## STATED EXERCISE
Repeat the material verbatim and drop the pictures.

(Saved entries)
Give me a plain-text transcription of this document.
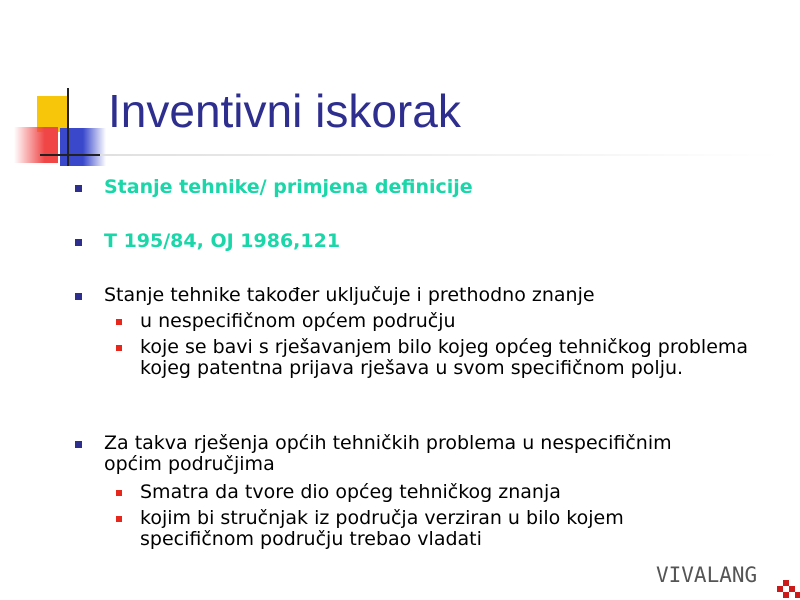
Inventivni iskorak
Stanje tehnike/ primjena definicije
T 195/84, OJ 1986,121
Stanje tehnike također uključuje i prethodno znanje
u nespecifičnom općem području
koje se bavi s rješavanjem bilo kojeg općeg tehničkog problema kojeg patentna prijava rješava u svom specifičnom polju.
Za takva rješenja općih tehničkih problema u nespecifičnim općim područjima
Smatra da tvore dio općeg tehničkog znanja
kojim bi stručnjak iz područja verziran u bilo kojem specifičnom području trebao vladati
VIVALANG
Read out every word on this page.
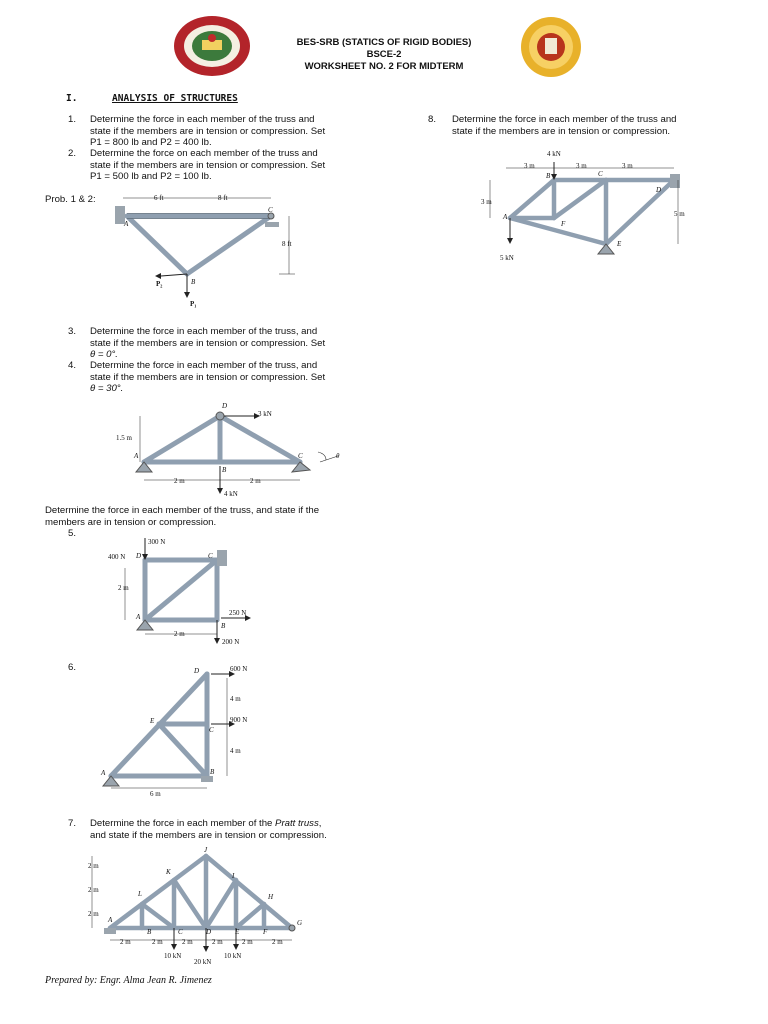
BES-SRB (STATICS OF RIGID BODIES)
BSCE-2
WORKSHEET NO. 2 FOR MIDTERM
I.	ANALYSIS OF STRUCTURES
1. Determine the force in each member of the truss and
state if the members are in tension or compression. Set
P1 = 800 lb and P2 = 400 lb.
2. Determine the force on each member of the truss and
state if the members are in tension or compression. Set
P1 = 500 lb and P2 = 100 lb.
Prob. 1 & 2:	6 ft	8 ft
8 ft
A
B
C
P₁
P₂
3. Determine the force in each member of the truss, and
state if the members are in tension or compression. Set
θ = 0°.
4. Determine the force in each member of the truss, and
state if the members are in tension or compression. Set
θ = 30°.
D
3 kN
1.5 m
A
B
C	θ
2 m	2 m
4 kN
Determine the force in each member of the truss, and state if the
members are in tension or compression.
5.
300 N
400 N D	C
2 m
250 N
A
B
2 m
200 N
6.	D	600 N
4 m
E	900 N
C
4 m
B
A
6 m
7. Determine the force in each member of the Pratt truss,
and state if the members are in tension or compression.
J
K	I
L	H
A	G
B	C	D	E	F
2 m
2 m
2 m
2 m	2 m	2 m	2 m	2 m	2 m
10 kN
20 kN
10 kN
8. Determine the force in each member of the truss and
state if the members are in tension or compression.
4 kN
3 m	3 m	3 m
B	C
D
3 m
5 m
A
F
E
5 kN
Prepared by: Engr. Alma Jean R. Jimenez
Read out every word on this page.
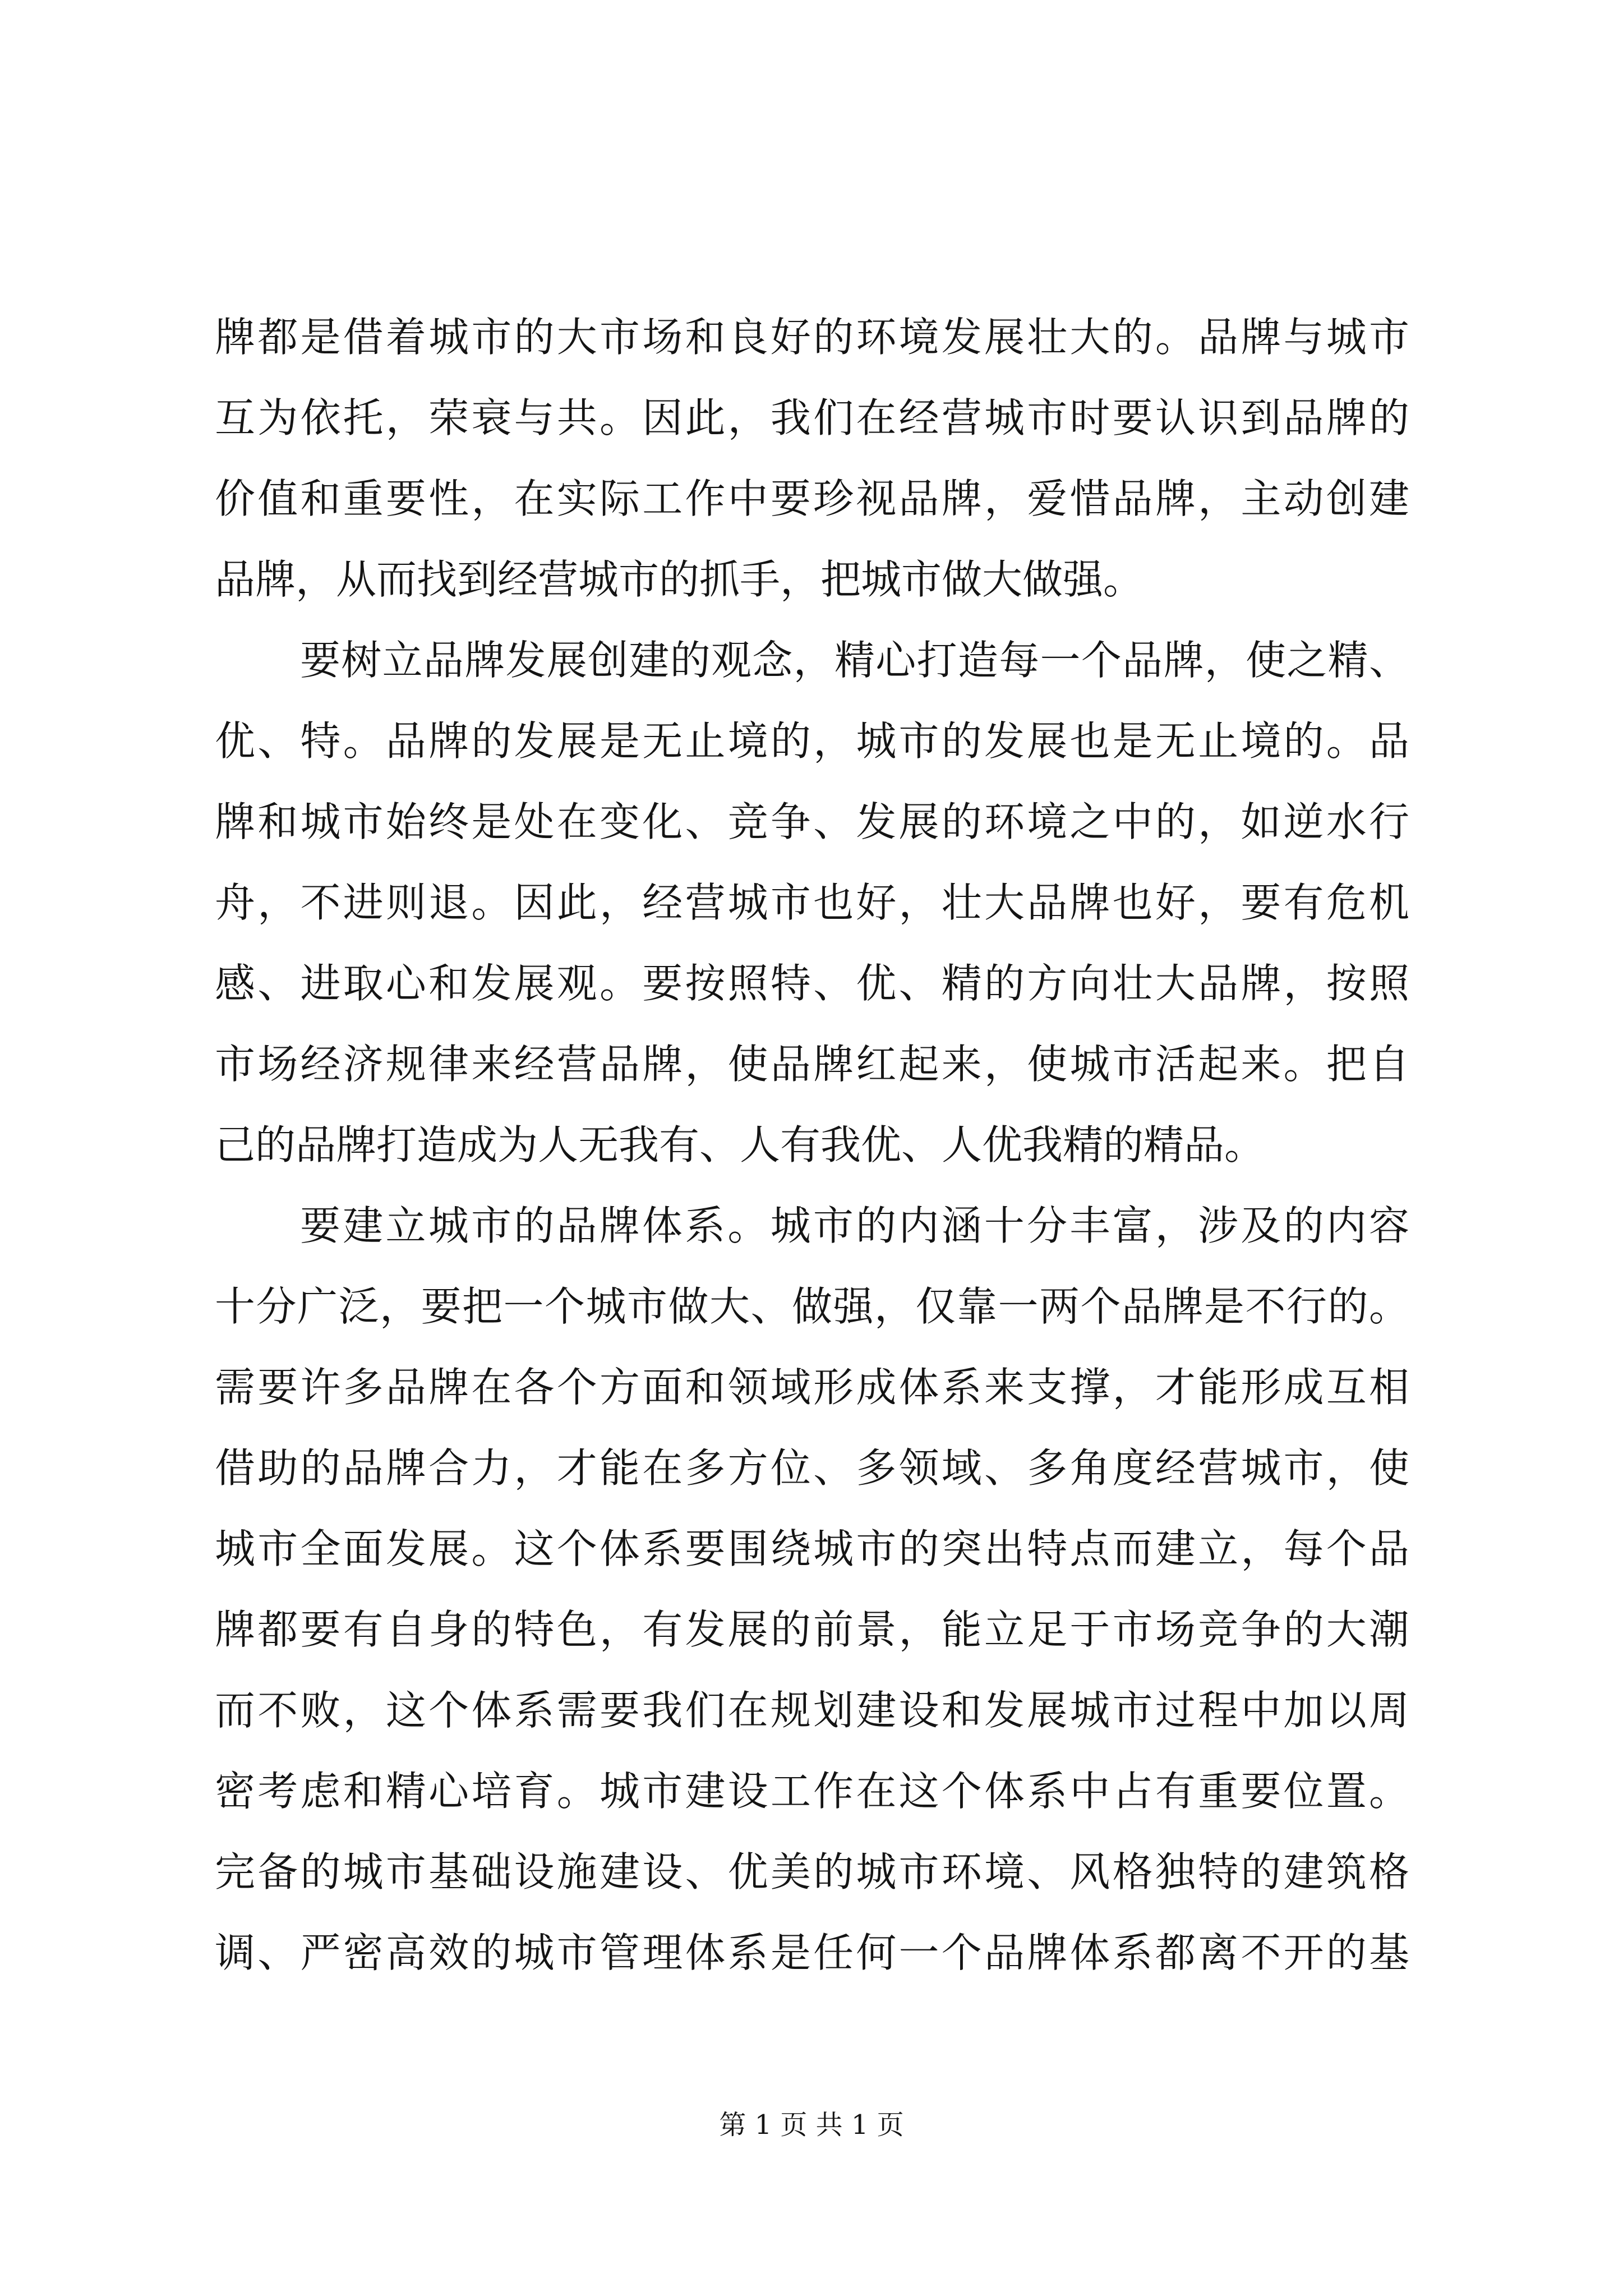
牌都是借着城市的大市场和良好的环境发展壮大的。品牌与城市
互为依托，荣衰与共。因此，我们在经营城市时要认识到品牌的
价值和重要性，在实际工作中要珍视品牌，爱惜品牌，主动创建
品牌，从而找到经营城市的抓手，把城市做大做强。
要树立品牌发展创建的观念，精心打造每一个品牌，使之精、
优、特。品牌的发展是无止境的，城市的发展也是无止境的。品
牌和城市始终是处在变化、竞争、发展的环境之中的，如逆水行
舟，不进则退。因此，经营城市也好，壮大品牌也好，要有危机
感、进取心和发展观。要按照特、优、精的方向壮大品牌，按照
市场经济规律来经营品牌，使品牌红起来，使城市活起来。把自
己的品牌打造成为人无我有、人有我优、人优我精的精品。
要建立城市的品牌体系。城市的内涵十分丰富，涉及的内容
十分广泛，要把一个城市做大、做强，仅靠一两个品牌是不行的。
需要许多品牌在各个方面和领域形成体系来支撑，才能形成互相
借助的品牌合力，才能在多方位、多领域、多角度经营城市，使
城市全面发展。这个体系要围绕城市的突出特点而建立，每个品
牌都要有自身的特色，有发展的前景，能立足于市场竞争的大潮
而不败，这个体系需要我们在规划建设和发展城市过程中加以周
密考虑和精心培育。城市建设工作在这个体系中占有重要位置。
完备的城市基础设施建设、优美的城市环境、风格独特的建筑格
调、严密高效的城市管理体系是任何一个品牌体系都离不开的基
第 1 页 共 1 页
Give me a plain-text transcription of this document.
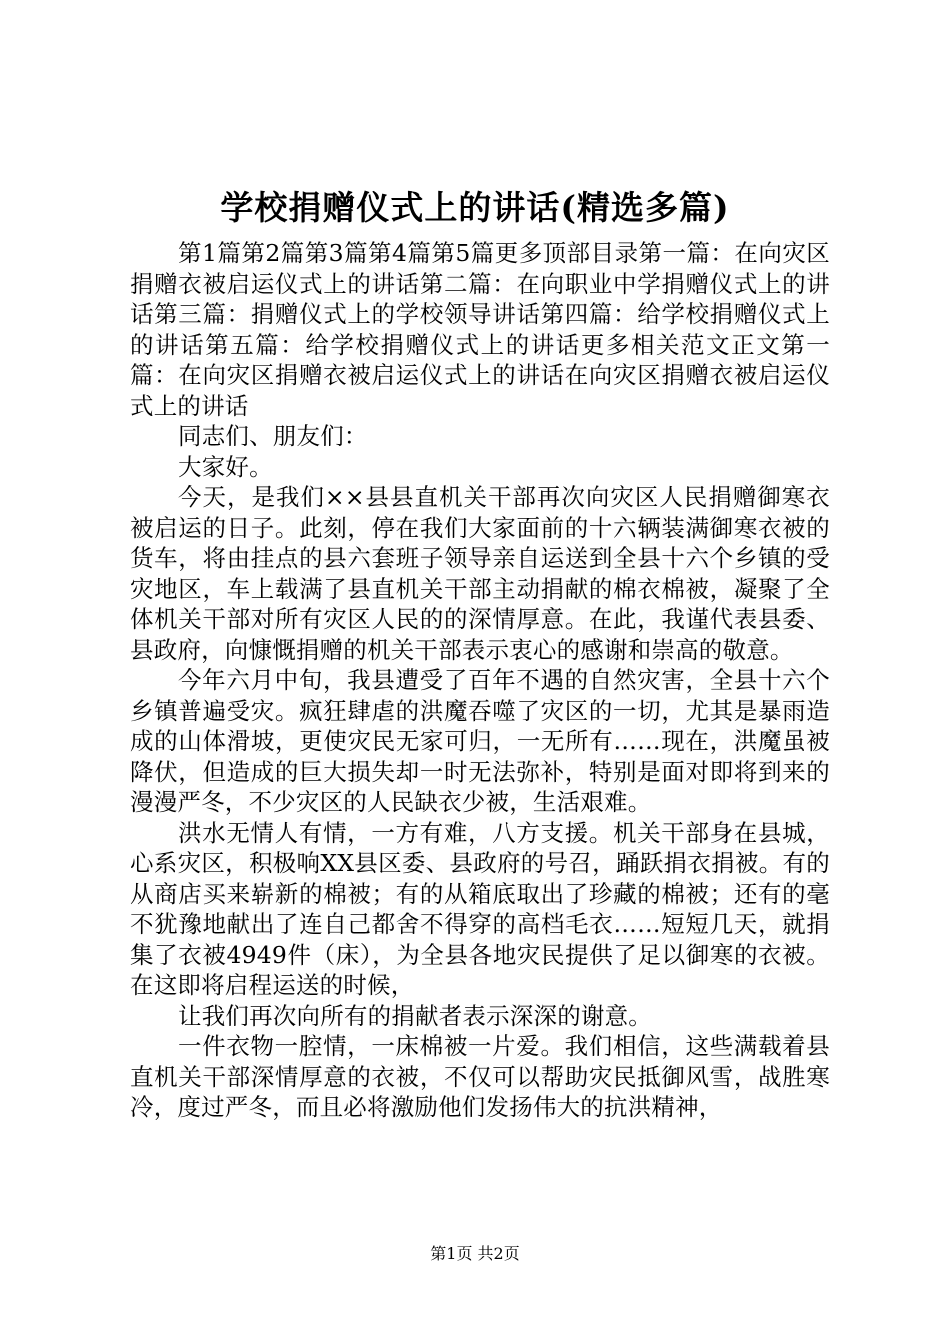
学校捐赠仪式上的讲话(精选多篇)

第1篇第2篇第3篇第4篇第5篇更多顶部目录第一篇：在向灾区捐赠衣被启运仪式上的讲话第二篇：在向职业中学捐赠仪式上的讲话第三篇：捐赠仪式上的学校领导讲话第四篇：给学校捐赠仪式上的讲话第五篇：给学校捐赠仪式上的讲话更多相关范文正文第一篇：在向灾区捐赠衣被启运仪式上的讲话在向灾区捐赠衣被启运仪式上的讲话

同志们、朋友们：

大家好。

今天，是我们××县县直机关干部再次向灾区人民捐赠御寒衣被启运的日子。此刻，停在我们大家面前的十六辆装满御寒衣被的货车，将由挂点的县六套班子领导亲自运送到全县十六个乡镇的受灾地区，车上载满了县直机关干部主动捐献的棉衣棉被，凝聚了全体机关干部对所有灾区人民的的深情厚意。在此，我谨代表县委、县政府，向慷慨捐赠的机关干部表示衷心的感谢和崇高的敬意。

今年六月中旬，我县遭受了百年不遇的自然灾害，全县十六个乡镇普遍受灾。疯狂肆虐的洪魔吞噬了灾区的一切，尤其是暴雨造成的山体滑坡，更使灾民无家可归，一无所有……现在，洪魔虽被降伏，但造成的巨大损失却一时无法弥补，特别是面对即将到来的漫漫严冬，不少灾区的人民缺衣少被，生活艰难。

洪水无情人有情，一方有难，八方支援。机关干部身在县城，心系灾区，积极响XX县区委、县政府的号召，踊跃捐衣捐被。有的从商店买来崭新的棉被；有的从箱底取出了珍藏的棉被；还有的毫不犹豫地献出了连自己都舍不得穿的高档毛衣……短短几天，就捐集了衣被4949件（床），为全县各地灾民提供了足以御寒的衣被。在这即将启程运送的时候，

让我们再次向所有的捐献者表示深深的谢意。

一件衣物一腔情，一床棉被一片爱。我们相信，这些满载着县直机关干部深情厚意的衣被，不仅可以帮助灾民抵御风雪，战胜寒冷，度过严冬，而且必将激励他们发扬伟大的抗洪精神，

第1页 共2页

## FINAL RESULT
Give me a plain-text transcription of this document.
Inventivni iskorak
Stanje tehnike/ primjena definicije
T 195/84, OJ 1986,121
Stanje tehnike također uključuje i prethodno znanje
u nespecifičnom općem području
koje se bavi s rješavanjem bilo kojeg općeg tehničkog problema kojeg patentna prijava rješava u svom specifičnom polju.
Za takva rješenja općih tehničkih problema u nespecifičnim općim područjima
Smatra da tvore dio općeg tehničkog znanja
kojim bi stručnjak iz područja verziran u bilo kojem specifičnom području trebao vladati
VIVALANG
Read out every word on this page.
BES-SRB (STATICS OF RIGID BODIES)
BSCE-2
WORKSHEET NO. 2 FOR MIDTERM
I.	ANALYSIS OF STRUCTURES
1. Determine the force in each member of the truss and
state if the members are in tension or compression. Set
P1 = 800 lb and P2 = 400 lb.
2. Determine the force on each member of the truss and
state if the members are in tension or compression. Set
P1 = 500 lb and P2 = 100 lb.
Prob. 1 & 2:	6 ft	8 ft
8 ft
A
B
C
P₁
P₂
3. Determine the force in each member of the truss, and
state if the members are in tension or compression. Set
θ = 0°.
4. Determine the force in each member of the truss, and
state if the members are in tension or compression. Set
θ = 30°.
D
3 kN
1.5 m
A
B
C	θ
2 m	2 m
4 kN
Determine the force in each member of the truss, and state if the
members are in tension or compression.
5.
300 N
400 N D	C
2 m
250 N
A
B
2 m
200 N
6.	D	600 N
4 m
E	900 N
C
4 m
B
A
6 m
7. Determine the force in each member of the Pratt truss,
and state if the members are in tension or compression.
J
K	I
L	H
A	G
B	C	D	E	F
2 m
2 m
2 m
2 m	2 m	2 m	2 m	2 m	2 m
10 kN
20 kN
10 kN
8. Determine the force in each member of the truss and
state if the members are in tension or compression.
4 kN
3 m	3 m	3 m
B	C
D
3 m
5 m
A
F
E
5 kN
Prepared by: Engr. Alma Jean R. Jimenez
Read out every word on this page.
牌都是借着城市的大市场和良好的环境发展壮大的。品牌与城市
互为依托，荣衰与共。因此，我们在经营城市时要认识到品牌的
价值和重要性，在实际工作中要珍视品牌，爱惜品牌，主动创建
品牌，从而找到经营城市的抓手，把城市做大做强。
要树立品牌发展创建的观念，精心打造每一个品牌，使之精、
优、特。品牌的发展是无止境的，城市的发展也是无止境的。品
牌和城市始终是处在变化、竞争、发展的环境之中的，如逆水行
舟，不进则退。因此，经营城市也好，壮大品牌也好，要有危机
感、进取心和发展观。要按照特、优、精的方向壮大品牌，按照
市场经济规律来经营品牌，使品牌红起来，使城市活起来。把自
己的品牌打造成为人无我有、人有我优、人优我精的精品。
要建立城市的品牌体系。城市的内涵十分丰富，涉及的内容
十分广泛，要把一个城市做大、做强，仅靠一两个品牌是不行的。
需要许多品牌在各个方面和领域形成体系来支撑，才能形成互相
借助的品牌合力，才能在多方位、多领域、多角度经营城市，使
城市全面发展。这个体系要围绕城市的突出特点而建立，每个品
牌都要有自身的特色，有发展的前景，能立足于市场竞争的大潮
而不败，这个体系需要我们在规划建设和发展城市过程中加以周
密考虑和精心培育。城市建设工作在这个体系中占有重要位置。
完备的城市基础设施建设、优美的城市环境、风格独特的建筑格
调、严密高效的城市管理体系是任何一个品牌体系都离不开的基
第 1 页 共 1 页
Give me a plain-text transcription of this document.
学校捐赠仪式上的讲话(精选多篇)

第1篇第2篇第3篇第4篇第5篇更多顶部目录第一篇：在向灾区捐赠衣被启运仪式上的讲话第二篇：在向职业中学捐赠仪式上的讲话第三篇：捐赠仪式上的学校领导讲话第四篇：给学校捐赠仪式上的讲话第五篇：给学校捐赠仪式上的讲话更多相关范文正文第一篇：在向灾区捐赠衣被启运仪式上的讲话在向灾区捐赠衣被启运仪式上的讲话

同志们、朋友们：

大家好。

今天，是我们××县县直机关干部再次向灾区人民捐赠御寒衣被启运的日子。此刻，停在我们大家面前的十六辆装满御寒衣被的货车，将由挂点的县六套班子领导亲自运送到全县十六个乡镇的受灾地区，车上载满了县直机关干部主动捐献的棉衣棉被，凝聚了全体机关干部对所有灾区人民的的深情厚意。在此，我谨代表县委、县政府，向慷慨捐赠的机关干部表示衷心的感谢和崇高的敬意。

今年六月中旬，我县遭受了百年不遇的自然灾害，全县十六个乡镇普遍受灾。疯狂肆虐的洪魔吞噬了灾区的一切，尤其是暴雨造成的山体滑坡，更使灾民无家可归，一无所有……现在，洪魔虽被降伏，但造成的巨大损失却一时无法弥补，特别是面对即将到来的漫漫严冬，不少灾区的人民缺衣少被，生活艰难。

洪水无情人有情，一方有难，八方支援。机关干部身在县城，心系灾区，积极响XX县区委、县政府的号召，踊跃捐衣捐被。有的从商店买来崭新的棉被；有的从箱底取出了珍藏的棉被；还有的毫不犹豫地献出了连自己都舍不得穿的高档毛衣……短短几天，就捐集了衣被4949件（床），为全县各地灾民提供了足以御寒的衣被。在这即将启程运送的时候，

让我们再次向所有的捐献者表示深深的谢意。

一件衣物一腔情，一床棉被一片爱。我们相信，这些满载着县直机关干部深情厚意的衣被，不仅可以帮助灾民抵御风雪，战胜寒冷，度过严冬，而且必将激励他们发扬伟大的抗洪精神，

第1页 共2页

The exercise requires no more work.